*Your instructions*.
Repeat every line exactly, keeping the pictures out of the copy.

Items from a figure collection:
★ ★ ★ ★
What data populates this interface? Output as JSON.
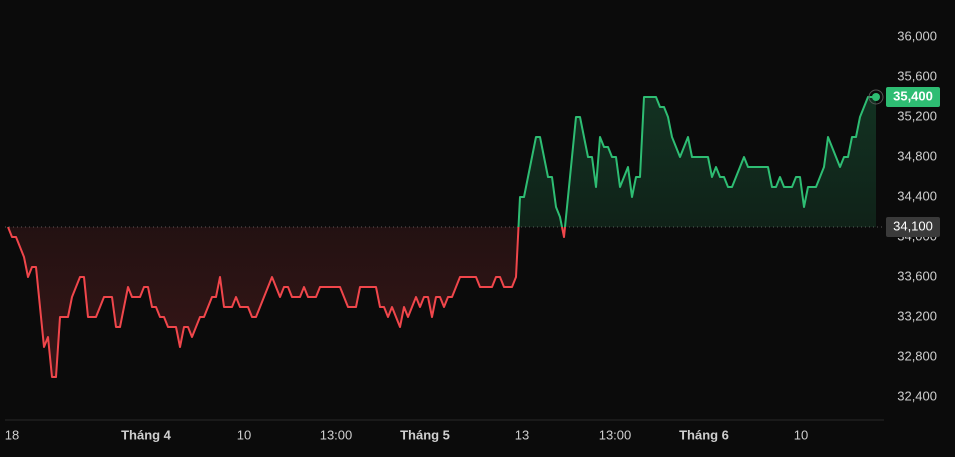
{
  "chart_data": {
    "type": "line",
    "values": [
      34100,
      34000,
      34000,
      33900,
      33800,
      33600,
      33700,
      33700,
      33300,
      32900,
      33000,
      32600,
      32600,
      33200,
      33200,
      33200,
      33400,
      33500,
      33600,
      33600,
      33200,
      33200,
      33200,
      33300,
      33400,
      33400,
      33400,
      33100,
      33100,
      33300,
      33500,
      33400,
      33400,
      33400,
      33500,
      33500,
      33300,
      33300,
      33200,
      33200,
      33100,
      33100,
      33100,
      32900,
      33100,
      33100,
      33000,
      33100,
      33200,
      33200,
      33300,
      33400,
      33400,
      33600,
      33300,
      33300,
      33300,
      33400,
      33300,
      33300,
      33300,
      33200,
      33200,
      33300,
      33400,
      33500,
      33600,
      33500,
      33400,
      33500,
      33500,
      33400,
      33400,
      33400,
      33500,
      33400,
      33400,
      33400,
      33500,
      33500,
      33500,
      33500,
      33500,
      33500,
      33400,
      33300,
      33300,
      33300,
      33500,
      33500,
      33500,
      33500,
      33500,
      33300,
      33300,
      33200,
      33300,
      33200,
      33100,
      33300,
      33200,
      33300,
      33400,
      33300,
      33400,
      33400,
      33200,
      33400,
      33400,
      33300,
      33400,
      33400,
      33500,
      33600,
      33600,
      33600,
      33600,
      33600,
      33500,
      33500,
      33500,
      33500,
      33600,
      33600,
      33500,
      33500,
      33500,
      33600,
      34400,
      34400,
      34600,
      34800,
      35000,
      35000,
      34800,
      34600,
      34600,
      34300,
      34200,
      34000,
      34400,
      34800,
      35200,
      35200,
      35000,
      34800,
      34800,
      34500,
      35000,
      34900,
      34900,
      34800,
      34800,
      34500,
      34600,
      34700,
      34400,
      34600,
      34600,
      35400,
      35400,
      35400,
      35400,
      35300,
      35300,
      35200,
      35000,
      34900,
      34800,
      34900,
      35000,
      34800,
      34800,
      34800,
      34800,
      34800,
      34600,
      34700,
      34600,
      34600,
      34500,
      34500,
      34600,
      34700,
      34800,
      34700,
      34700,
      34700,
      34700,
      34700,
      34700,
      34500,
      34500,
      34600,
      34500,
      34500,
      34500,
      34600,
      34600,
      34300,
      34500,
      34500,
      34500,
      34600,
      34700,
      35000,
      34900,
      34800,
      34700,
      34800,
      34800,
      35000,
      35000,
      35200,
      35300,
      35400,
      35400,
      35400
    ],
    "up_color": "#2ebd73",
    "down_color": "#f0464b",
    "baseline": {
      "value": 34100,
      "label": "34,100"
    },
    "last_price": {
      "value": 35400,
      "label": "35,400"
    },
    "xlim": [
      0,
      219
    ],
    "xticks": [
      {
        "value": 1,
        "label": "18"
      },
      {
        "value": 34.5,
        "label": "Tháng 4"
      },
      {
        "value": 59,
        "label": "10"
      },
      {
        "value": 82,
        "label": "13:00"
      },
      {
        "value": 104.25,
        "label": "Tháng 5"
      },
      {
        "value": 128.5,
        "label": "13"
      },
      {
        "value": 151.75,
        "label": "13:00"
      },
      {
        "value": 174,
        "label": "Tháng 6"
      },
      {
        "value": 198.25,
        "label": "10"
      }
    ],
    "ylim": [
      31970,
      36370
    ],
    "yticks": [
      {
        "value": 32400,
        "label": "32,400"
      },
      {
        "value": 32800,
        "label": "32,800"
      },
      {
        "value": 33200,
        "label": "33,200"
      },
      {
        "value": 33600,
        "label": "33,600"
      },
      {
        "value": 34000,
        "label": "34,000"
      },
      {
        "value": 34400,
        "label": "34,400"
      },
      {
        "value": 34800,
        "label": "34,800"
      },
      {
        "value": 35200,
        "label": "35,200"
      },
      {
        "value": 35600,
        "label": "35,600"
      },
      {
        "value": 36000,
        "label": "36,000"
      }
    ]
  }
}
★ ★ ★ ★
*Exercise solution*.
What data populates this interface? Output as JSON.
{
  "chart_data": {
    "type": "line",
    "values": [
      34100,
      34000,
      34000,
      33900,
      33800,
      33600,
      33700,
      33700,
      33300,
      32900,
      33000,
      32600,
      32600,
      33200,
      33200,
      33200,
      33400,
      33500,
      33600,
      33600,
      33200,
      33200,
      33200,
      33300,
      33400,
      33400,
      33400,
      33100,
      33100,
      33300,
      33500,
      33400,
      33400,
      33400,
      33500,
      33500,
      33300,
      33300,
      33200,
      33200,
      33100,
      33100,
      33100,
      32900,
      33100,
      33100,
      33000,
      33100,
      33200,
      33200,
      33300,
      33400,
      33400,
      33600,
      33300,
      33300,
      33300,
      33400,
      33300,
      33300,
      33300,
      33200,
      33200,
      33300,
      33400,
      33500,
      33600,
      33500,
      33400,
      33500,
      33500,
      33400,
      33400,
      33400,
      33500,
      33400,
      33400,
      33400,
      33500,
      33500,
      33500,
      33500,
      33500,
      33500,
      33400,
      33300,
      33300,
      33300,
      33500,
      33500,
      33500,
      33500,
      33500,
      33300,
      33300,
      33200,
      33300,
      33200,
      33100,
      33300,
      33200,
      33300,
      33400,
      33300,
      33400,
      33400,
      33200,
      33400,
      33400,
      33300,
      33400,
      33400,
      33500,
      33600,
      33600,
      33600,
      33600,
      33600,
      33500,
      33500,
      33500,
      33500,
      33600,
      33600,
      33500,
      33500,
      33500,
      33600,
      34400,
      34400,
      34600,
      34800,
      35000,
      35000,
      34800,
      34600,
      34600,
      34300,
      34200,
      34000,
      34400,
      34800,
      35200,
      35200,
      35000,
      34800,
      34800,
      34500,
      35000,
      34900,
      34900,
      34800,
      34800,
      34500,
      34600,
      34700,
      34400,
      34600,
      34600,
      35400,
      35400,
      35400,
      35400,
      35300,
      35300,
      35200,
      35000,
      34900,
      34800,
      34900,
      35000,
      34800,
      34800,
      34800,
      34800,
      34800,
      34600,
      34700,
      34600,
      34600,
      34500,
      34500,
      34600,
      34700,
      34800,
      34700,
      34700,
      34700,
      34700,
      34700,
      34700,
      34500,
      34500,
      34600,
      34500,
      34500,
      34500,
      34600,
      34600,
      34300,
      34500,
      34500,
      34500,
      34600,
      34700,
      35000,
      34900,
      34800,
      34700,
      34800,
      34800,
      35000,
      35000,
      35200,
      35300,
      35400,
      35400,
      35400
    ],
    "up_color": "#2ebd73",
    "down_color": "#f0464b",
    "baseline": {
      "value": 34100,
      "label": "34,100"
    },
    "last_price": {
      "value": 35400,
      "label": "35,400"
    },
    "xlim": [
      0,
      219
    ],
    "xticks": [
      {
        "value": 1,
        "label": "18"
      },
      {
        "value": 34.5,
        "label": "Tháng 4"
      },
      {
        "value": 59,
        "label": "10"
      },
      {
        "value": 82,
        "label": "13:00"
      },
      {
        "value": 104.25,
        "label": "Tháng 5"
      },
      {
        "value": 128.5,
        "label": "13"
      },
      {
        "value": 151.75,
        "label": "13:00"
      },
      {
        "value": 174,
        "label": "Tháng 6"
      },
      {
        "value": 198.25,
        "label": "10"
      }
    ],
    "ylim": [
      31970,
      36370
    ],
    "yticks": [
      {
        "value": 32400,
        "label": "32,400"
      },
      {
        "value": 32800,
        "label": "32,800"
      },
      {
        "value": 33200,
        "label": "33,200"
      },
      {
        "value": 33600,
        "label": "33,600"
      },
      {
        "value": 34000,
        "label": "34,000"
      },
      {
        "value": 34400,
        "label": "34,400"
      },
      {
        "value": 34800,
        "label": "34,800"
      },
      {
        "value": 35200,
        "label": "35,200"
      },
      {
        "value": 35600,
        "label": "35,600"
      },
      {
        "value": 36000,
        "label": "36,000"
      }
    ]
  }
}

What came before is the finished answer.